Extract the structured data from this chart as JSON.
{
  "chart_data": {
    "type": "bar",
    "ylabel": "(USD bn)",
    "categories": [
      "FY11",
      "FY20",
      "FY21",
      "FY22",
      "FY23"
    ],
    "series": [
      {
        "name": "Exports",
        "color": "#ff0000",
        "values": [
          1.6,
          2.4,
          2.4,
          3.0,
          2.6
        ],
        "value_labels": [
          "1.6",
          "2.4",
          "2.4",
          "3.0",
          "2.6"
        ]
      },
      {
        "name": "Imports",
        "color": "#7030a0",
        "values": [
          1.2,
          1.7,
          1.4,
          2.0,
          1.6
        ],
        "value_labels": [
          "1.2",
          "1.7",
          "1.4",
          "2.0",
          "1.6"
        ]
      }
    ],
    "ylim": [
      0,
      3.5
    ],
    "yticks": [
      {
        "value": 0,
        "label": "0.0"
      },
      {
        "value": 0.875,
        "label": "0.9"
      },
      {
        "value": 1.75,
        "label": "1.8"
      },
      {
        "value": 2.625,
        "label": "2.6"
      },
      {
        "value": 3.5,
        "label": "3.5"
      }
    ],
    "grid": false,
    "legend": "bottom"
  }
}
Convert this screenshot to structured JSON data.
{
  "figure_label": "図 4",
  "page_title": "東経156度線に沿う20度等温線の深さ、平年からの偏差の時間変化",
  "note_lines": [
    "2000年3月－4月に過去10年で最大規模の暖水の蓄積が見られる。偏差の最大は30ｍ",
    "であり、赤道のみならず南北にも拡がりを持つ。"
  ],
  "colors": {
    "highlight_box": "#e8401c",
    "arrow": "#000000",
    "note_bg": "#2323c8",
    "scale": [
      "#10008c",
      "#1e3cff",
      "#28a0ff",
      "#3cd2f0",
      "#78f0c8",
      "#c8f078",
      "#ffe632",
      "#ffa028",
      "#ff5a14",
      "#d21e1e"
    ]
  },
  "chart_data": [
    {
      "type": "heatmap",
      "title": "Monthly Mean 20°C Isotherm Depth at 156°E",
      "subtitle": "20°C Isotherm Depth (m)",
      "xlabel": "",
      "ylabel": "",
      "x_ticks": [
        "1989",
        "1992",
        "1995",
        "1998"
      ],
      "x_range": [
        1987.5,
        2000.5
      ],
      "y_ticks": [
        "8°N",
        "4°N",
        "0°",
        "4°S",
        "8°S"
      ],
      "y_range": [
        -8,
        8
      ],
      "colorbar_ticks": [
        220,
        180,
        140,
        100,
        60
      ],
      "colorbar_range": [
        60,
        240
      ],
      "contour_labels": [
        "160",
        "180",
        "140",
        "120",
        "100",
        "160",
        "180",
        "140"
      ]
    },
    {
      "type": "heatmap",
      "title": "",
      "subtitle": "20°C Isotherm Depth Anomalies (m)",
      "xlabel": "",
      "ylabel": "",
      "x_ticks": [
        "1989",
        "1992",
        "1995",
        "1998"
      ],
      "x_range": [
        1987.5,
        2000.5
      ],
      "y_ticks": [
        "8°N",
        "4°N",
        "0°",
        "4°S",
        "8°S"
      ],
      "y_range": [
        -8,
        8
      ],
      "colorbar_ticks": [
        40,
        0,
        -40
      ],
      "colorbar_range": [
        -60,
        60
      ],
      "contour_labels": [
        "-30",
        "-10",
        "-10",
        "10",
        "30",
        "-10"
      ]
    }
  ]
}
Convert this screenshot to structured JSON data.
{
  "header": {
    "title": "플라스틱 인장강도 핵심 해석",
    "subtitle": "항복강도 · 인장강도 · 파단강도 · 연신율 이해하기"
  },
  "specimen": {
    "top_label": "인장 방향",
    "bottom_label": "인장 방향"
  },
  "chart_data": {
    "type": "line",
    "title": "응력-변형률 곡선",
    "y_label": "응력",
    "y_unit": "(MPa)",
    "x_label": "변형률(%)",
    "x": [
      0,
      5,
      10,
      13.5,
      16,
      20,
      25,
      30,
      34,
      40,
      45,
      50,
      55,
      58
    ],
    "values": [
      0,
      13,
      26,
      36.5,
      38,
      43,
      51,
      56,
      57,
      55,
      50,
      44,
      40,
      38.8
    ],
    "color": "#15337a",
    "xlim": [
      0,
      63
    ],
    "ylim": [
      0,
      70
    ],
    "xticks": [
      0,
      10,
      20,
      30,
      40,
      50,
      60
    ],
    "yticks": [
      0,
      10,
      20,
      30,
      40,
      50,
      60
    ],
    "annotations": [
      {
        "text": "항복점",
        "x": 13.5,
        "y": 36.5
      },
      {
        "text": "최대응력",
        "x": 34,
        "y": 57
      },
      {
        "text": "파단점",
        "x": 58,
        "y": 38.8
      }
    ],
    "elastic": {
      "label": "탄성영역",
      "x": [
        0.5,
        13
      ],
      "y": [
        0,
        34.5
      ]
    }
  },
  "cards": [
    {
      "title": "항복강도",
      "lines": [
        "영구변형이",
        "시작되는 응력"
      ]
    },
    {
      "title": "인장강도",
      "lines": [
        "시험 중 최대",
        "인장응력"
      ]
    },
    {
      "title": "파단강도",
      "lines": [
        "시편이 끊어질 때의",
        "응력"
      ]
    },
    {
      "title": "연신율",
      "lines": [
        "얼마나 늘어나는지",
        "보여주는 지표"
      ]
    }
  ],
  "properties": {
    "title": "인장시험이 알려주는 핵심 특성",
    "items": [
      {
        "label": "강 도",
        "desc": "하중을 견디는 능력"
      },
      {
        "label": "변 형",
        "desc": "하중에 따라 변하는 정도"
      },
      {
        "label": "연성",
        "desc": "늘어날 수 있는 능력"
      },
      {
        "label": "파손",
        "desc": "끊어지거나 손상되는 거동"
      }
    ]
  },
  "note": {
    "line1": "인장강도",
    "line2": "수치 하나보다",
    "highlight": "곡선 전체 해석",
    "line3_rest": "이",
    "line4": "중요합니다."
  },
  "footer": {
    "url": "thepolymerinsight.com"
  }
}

######

- [Exercise task]
Copy all lines from the material that include "Isotherm".

- [Task response]
      "title": "Monthly Mean 20°C Isotherm Depth at 156°E",
      "subtitle": "20°C Isotherm Depth (m)",
      "subtitle": "20°C Isotherm Depth Anomalies (m)",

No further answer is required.